→ **Extracted entries**:

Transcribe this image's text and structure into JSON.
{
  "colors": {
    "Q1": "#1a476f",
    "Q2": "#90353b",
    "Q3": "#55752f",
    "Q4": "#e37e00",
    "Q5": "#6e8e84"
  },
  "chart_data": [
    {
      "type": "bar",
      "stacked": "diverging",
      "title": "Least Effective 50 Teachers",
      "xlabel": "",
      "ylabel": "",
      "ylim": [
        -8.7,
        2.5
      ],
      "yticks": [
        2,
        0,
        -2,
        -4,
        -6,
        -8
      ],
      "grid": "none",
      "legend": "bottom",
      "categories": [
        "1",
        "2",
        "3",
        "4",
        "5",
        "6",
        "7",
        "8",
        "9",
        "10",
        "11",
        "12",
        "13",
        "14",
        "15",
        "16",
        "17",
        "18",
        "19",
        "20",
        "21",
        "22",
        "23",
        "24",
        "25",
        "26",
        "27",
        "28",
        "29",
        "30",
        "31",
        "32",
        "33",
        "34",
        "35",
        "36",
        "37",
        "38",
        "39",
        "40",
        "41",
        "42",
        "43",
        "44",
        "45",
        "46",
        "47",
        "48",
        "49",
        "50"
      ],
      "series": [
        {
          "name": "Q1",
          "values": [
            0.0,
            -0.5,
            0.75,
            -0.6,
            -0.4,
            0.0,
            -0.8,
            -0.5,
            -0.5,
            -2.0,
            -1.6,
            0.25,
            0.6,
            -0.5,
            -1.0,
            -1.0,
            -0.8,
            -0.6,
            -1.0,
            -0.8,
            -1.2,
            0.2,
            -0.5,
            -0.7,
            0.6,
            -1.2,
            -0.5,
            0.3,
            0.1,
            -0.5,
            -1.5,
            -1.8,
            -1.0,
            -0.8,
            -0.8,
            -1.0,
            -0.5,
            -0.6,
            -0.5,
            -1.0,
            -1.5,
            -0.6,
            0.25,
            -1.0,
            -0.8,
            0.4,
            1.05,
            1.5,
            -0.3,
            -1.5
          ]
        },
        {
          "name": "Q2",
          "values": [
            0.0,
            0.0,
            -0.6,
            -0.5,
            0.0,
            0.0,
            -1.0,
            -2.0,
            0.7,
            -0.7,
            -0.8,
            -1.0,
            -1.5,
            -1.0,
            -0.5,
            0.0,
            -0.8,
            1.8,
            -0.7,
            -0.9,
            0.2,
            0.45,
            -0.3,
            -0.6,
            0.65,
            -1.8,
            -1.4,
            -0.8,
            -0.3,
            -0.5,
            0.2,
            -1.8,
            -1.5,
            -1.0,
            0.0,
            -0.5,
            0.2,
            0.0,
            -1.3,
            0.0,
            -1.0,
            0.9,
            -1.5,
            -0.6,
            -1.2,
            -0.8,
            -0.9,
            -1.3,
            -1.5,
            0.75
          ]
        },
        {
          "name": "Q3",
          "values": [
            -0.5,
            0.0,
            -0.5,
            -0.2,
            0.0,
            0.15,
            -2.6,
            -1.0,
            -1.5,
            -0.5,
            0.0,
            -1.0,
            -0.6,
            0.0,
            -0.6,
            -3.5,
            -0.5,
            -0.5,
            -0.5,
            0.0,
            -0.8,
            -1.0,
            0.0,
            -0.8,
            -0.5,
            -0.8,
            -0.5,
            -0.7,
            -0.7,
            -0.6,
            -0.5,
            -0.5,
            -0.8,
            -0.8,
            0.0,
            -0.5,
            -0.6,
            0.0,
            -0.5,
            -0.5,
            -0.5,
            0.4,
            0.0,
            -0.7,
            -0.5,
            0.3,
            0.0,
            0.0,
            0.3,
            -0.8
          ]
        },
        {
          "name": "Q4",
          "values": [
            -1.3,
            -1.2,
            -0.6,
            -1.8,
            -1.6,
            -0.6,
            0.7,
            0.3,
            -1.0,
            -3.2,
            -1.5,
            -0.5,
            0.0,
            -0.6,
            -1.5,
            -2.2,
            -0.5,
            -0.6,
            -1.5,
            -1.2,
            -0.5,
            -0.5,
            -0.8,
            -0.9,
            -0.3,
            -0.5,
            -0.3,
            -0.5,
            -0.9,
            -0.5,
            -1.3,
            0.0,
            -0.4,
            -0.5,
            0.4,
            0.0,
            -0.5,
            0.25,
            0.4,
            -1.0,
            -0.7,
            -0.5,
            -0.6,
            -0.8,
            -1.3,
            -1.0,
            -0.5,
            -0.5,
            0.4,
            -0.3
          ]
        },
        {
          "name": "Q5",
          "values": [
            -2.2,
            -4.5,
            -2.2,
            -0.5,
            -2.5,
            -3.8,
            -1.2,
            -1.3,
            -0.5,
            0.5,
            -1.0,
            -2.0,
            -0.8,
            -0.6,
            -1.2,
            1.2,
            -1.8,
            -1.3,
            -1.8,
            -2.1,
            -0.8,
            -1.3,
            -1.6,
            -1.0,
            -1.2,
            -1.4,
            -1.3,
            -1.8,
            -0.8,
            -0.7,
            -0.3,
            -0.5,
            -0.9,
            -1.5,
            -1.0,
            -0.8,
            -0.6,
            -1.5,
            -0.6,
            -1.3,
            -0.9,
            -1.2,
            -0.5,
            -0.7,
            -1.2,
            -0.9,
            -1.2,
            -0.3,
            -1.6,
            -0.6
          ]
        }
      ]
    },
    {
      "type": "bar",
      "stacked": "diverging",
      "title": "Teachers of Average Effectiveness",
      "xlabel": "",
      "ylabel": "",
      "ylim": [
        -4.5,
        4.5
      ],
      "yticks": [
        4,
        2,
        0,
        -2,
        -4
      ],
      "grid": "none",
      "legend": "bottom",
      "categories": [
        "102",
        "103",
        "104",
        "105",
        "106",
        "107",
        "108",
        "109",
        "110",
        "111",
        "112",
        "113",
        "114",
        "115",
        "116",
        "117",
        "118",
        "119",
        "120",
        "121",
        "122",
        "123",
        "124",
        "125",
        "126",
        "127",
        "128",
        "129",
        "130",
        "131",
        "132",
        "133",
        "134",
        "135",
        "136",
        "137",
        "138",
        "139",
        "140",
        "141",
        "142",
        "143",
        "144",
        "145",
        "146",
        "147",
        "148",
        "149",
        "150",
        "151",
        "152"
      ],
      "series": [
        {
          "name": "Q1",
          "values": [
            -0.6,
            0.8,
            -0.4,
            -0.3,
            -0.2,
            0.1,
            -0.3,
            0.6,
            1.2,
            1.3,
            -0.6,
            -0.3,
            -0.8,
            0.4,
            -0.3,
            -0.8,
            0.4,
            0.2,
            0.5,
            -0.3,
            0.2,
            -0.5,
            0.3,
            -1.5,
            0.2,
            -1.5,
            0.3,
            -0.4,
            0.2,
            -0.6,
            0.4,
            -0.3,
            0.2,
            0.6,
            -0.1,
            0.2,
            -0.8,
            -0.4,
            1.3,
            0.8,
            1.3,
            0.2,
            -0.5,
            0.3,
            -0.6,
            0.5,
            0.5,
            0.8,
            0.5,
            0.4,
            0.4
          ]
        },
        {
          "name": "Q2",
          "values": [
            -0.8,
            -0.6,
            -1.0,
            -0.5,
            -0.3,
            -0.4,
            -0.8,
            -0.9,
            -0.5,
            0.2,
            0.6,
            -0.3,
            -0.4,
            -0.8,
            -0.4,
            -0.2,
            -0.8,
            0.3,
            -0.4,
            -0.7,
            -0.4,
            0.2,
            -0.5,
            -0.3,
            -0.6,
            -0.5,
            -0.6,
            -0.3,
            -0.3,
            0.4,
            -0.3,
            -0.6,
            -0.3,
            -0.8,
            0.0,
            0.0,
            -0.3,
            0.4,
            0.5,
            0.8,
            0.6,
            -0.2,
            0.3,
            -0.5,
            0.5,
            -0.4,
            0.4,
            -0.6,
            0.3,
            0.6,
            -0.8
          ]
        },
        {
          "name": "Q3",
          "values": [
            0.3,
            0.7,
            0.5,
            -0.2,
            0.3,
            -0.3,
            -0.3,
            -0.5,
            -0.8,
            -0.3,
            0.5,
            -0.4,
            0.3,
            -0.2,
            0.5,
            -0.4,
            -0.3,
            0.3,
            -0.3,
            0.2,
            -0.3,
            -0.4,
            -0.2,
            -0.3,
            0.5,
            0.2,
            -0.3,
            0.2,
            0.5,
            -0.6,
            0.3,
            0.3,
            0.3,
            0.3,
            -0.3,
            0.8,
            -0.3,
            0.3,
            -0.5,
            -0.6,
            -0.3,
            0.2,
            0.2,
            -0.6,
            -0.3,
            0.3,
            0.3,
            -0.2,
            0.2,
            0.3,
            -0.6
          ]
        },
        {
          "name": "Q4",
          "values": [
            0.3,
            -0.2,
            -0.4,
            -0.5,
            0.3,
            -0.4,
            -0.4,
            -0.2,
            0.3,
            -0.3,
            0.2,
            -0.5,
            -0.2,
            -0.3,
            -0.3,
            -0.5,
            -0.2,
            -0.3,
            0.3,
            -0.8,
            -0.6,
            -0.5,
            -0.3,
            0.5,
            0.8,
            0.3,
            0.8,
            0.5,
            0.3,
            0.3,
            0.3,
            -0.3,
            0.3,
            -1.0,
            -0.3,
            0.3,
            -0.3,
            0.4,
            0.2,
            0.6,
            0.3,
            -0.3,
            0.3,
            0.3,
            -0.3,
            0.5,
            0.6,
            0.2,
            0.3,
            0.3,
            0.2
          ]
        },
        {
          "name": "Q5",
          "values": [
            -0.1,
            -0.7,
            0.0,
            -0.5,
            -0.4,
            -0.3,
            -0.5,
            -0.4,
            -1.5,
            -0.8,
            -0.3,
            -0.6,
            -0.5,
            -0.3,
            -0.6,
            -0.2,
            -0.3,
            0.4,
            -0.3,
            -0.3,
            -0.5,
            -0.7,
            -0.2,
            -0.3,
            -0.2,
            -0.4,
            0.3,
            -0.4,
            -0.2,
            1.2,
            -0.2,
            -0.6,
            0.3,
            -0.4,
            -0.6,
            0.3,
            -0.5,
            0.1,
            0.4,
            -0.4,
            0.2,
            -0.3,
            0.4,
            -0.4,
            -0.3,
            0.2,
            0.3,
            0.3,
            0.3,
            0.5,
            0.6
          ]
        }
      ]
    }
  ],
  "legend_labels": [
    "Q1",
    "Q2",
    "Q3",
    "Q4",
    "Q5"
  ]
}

→ **What is being asked**:
Extract each line from the entries above that contains the string "Teachers".

→ **Answer to the exercise**:
      "title": "Least Effective 50 Teachers",
      "title": "Teachers of Average Effectiveness",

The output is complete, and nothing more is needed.